**WHAT YOU ARE ASKED TO DO**
All of the entries must be reproduced exactly, with no images carried over.

**PROVIDED RECORDS**
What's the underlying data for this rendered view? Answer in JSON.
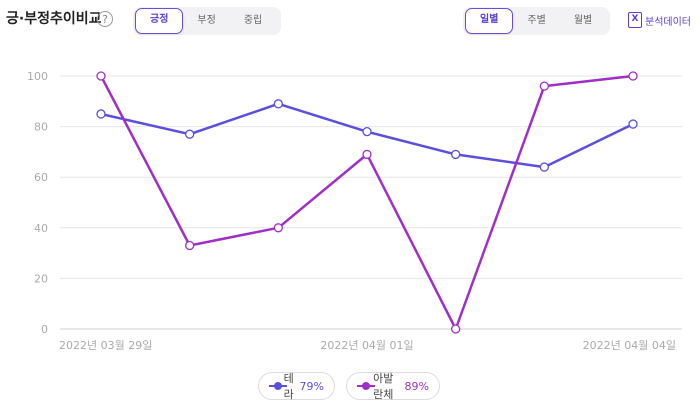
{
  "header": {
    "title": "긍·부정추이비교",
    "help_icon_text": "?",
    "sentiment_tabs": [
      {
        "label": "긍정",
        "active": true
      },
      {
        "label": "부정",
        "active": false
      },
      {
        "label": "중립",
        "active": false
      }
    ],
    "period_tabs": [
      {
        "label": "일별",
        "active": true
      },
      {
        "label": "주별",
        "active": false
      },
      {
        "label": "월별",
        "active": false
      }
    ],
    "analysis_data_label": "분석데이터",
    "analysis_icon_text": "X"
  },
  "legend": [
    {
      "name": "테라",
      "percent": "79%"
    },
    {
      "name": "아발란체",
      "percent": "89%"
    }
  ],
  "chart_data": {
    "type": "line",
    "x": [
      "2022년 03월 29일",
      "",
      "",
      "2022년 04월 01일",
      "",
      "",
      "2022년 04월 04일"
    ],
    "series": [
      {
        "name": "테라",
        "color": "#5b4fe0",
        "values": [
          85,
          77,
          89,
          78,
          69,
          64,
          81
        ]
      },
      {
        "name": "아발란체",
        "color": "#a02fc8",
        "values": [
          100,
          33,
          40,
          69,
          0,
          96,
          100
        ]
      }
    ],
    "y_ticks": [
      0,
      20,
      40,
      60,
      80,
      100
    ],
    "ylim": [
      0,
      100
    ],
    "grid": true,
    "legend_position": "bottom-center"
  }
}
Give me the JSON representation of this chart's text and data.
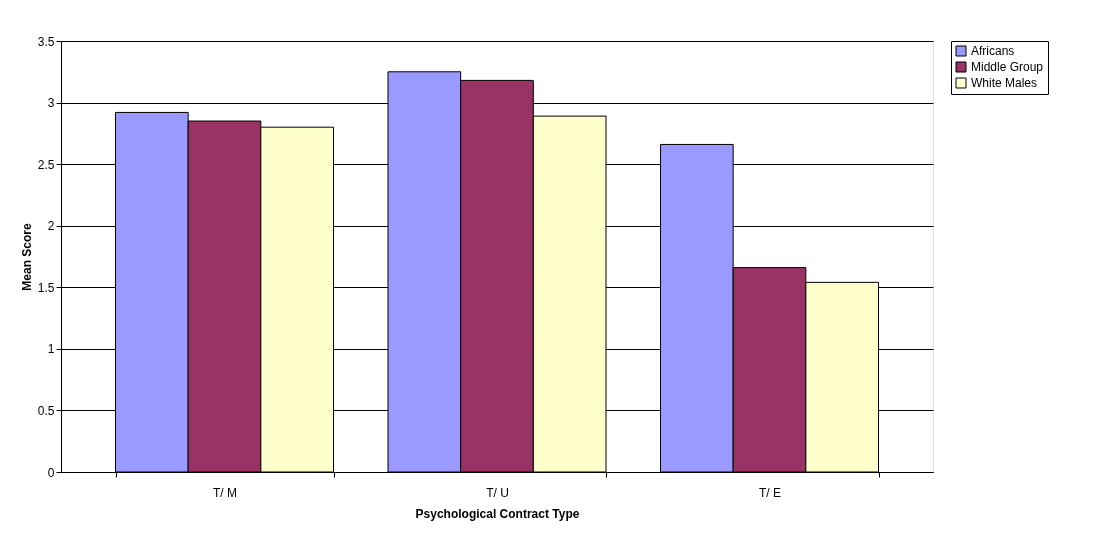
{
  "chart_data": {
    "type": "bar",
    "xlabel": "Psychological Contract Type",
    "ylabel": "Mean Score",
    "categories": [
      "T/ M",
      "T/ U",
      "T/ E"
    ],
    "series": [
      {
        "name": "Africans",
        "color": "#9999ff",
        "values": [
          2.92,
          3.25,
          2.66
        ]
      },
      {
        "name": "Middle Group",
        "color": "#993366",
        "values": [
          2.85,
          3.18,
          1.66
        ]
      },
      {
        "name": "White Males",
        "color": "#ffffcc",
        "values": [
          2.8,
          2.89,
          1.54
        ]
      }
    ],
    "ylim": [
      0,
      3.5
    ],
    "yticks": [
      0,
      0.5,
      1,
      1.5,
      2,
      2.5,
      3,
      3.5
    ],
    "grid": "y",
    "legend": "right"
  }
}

**EXPECTED ANSWER**
What's the underlying data for this rendered view? Answer in JSON.
{
  "header": {
    "title": "긍·부정추이비교",
    "help_icon_text": "?",
    "sentiment_tabs": [
      {
        "label": "긍정",
        "active": true
      },
      {
        "label": "부정",
        "active": false
      },
      {
        "label": "중립",
        "active": false
      }
    ],
    "period_tabs": [
      {
        "label": "일별",
        "active": true
      },
      {
        "label": "주별",
        "active": false
      },
      {
        "label": "월별",
        "active": false
      }
    ],
    "analysis_data_label": "분석데이터",
    "analysis_icon_text": "X"
  },
  "legend": [
    {
      "name": "테라",
      "percent": "79%"
    },
    {
      "name": "아발란체",
      "percent": "89%"
    }
  ],
  "chart_data": {
    "type": "line",
    "x": [
      "2022년 03월 29일",
      "",
      "",
      "2022년 04월 01일",
      "",
      "",
      "2022년 04월 04일"
    ],
    "series": [
      {
        "name": "테라",
        "color": "#5b4fe0",
        "values": [
          85,
          77,
          89,
          78,
          69,
          64,
          81
        ]
      },
      {
        "name": "아발란체",
        "color": "#a02fc8",
        "values": [
          100,
          33,
          40,
          69,
          0,
          96,
          100
        ]
      }
    ],
    "y_ticks": [
      0,
      20,
      40,
      60,
      80,
      100
    ],
    "ylim": [
      0,
      100
    ],
    "grid": true,
    "legend_position": "bottom-center"
  }
}
Give me the JSON representation of this chart's text and data.
{
  "chart_data": {
    "type": "bar",
    "xlabel": "Psychological Contract Type",
    "ylabel": "Mean Score",
    "categories": [
      "T/ M",
      "T/ U",
      "T/ E"
    ],
    "series": [
      {
        "name": "Africans",
        "color": "#9999ff",
        "values": [
          2.92,
          3.25,
          2.66
        ]
      },
      {
        "name": "Middle Group",
        "color": "#993366",
        "values": [
          2.85,
          3.18,
          1.66
        ]
      },
      {
        "name": "White Males",
        "color": "#ffffcc",
        "values": [
          2.8,
          2.89,
          1.54
        ]
      }
    ],
    "ylim": [
      0,
      3.5
    ],
    "yticks": [
      0,
      0.5,
      1,
      1.5,
      2,
      2.5,
      3,
      3.5
    ],
    "grid": "y",
    "legend": "right"
  }
}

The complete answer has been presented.